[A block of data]
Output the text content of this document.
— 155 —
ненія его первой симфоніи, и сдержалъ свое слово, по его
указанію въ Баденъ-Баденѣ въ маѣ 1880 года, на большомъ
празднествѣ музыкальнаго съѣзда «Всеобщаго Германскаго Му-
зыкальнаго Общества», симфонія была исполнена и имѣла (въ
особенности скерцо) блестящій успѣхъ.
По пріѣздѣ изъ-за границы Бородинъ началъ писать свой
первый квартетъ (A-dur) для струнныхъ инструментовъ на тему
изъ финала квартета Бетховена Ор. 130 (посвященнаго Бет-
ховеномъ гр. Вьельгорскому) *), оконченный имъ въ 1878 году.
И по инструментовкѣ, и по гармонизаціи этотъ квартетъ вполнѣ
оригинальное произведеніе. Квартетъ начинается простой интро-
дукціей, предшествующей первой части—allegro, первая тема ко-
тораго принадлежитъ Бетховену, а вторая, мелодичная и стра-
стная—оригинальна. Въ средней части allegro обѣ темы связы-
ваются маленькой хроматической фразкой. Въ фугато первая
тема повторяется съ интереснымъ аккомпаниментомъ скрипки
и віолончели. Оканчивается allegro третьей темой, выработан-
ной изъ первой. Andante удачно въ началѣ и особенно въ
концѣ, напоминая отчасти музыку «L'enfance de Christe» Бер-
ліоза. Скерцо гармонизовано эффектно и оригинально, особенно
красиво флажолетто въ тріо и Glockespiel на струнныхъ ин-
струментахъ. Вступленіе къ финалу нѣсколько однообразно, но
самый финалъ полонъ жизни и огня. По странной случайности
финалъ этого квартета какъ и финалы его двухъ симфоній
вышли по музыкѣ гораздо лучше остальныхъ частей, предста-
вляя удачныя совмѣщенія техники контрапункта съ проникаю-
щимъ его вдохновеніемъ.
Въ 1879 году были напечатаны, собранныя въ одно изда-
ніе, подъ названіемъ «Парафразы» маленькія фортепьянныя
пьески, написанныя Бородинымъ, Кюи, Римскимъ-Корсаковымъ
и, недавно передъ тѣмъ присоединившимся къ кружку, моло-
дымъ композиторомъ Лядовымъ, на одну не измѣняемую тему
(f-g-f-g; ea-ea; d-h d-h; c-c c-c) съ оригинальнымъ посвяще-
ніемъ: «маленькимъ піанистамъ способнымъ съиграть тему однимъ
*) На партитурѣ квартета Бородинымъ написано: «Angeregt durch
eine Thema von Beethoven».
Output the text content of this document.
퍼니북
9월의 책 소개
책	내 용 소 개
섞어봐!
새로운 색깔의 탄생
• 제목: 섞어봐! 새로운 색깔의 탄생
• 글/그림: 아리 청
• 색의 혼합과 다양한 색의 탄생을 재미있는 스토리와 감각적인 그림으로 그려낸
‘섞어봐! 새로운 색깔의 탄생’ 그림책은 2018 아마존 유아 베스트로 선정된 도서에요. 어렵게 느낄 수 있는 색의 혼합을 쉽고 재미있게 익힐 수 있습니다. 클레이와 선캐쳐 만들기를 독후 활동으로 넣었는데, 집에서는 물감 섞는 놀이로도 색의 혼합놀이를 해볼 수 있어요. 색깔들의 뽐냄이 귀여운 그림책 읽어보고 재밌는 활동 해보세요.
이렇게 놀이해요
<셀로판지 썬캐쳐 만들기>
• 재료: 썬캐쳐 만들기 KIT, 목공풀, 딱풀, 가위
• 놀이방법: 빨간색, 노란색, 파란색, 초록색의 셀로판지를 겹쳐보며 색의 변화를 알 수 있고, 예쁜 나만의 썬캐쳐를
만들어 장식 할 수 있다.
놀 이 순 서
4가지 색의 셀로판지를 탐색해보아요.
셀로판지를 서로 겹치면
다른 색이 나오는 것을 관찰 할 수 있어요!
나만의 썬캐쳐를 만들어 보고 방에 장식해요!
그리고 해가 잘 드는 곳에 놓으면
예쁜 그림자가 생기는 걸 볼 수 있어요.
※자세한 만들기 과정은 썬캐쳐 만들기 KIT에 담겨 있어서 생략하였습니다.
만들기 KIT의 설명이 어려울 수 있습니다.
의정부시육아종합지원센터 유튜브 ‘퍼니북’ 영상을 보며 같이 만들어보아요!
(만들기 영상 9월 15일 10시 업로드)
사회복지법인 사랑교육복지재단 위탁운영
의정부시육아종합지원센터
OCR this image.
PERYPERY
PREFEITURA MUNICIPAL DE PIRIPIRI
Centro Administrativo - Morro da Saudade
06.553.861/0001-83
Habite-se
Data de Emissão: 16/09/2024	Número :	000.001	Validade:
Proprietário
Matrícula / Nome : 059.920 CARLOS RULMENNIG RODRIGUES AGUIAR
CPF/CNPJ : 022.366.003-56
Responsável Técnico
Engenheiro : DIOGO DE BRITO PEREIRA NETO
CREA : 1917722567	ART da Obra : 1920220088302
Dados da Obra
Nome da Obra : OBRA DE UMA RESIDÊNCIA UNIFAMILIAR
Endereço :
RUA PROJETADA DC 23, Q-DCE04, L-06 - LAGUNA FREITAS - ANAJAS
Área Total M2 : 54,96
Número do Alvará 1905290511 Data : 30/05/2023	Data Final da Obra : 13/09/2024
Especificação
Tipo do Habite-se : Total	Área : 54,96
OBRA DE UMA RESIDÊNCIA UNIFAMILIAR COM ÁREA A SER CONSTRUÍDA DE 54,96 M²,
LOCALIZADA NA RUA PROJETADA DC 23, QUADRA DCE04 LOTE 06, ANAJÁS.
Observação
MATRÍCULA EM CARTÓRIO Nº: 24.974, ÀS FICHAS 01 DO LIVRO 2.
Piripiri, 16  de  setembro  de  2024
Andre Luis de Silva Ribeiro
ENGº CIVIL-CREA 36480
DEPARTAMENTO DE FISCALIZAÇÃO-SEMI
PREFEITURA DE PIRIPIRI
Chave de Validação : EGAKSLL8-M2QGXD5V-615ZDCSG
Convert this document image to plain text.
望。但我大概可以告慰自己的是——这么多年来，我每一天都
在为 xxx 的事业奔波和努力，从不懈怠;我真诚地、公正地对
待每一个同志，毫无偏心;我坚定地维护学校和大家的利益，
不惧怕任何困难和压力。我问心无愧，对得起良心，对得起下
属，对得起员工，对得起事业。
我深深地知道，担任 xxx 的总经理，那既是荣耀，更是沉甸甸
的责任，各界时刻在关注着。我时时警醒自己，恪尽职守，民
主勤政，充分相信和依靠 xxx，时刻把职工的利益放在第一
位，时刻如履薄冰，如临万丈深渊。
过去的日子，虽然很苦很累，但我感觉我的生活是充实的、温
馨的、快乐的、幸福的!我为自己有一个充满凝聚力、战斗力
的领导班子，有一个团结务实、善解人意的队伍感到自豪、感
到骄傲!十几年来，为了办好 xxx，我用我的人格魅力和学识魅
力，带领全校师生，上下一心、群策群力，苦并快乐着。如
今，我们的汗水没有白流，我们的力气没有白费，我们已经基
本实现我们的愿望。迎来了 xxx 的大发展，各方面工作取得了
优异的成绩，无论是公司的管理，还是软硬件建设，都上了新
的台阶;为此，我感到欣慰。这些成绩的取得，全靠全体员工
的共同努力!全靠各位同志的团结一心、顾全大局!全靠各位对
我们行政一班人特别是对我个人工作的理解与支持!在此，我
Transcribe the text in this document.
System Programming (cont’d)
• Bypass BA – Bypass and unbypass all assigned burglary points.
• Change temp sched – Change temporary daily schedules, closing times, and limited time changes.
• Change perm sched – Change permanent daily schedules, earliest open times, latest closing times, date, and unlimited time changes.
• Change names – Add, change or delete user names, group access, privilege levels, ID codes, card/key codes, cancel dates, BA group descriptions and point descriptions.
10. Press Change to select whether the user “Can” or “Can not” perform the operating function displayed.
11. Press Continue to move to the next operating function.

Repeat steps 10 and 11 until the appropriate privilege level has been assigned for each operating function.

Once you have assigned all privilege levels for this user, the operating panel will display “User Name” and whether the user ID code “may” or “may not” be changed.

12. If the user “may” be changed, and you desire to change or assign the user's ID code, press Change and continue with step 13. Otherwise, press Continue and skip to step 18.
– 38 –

### INSTRUCTION
Pull out all lines from the listing that contain the string "document".

### EXERCISE RESPONSE
Output the text content of this document.
Output the text content of this document.
Convert this document image to plain text.
Transcribe the text in this document.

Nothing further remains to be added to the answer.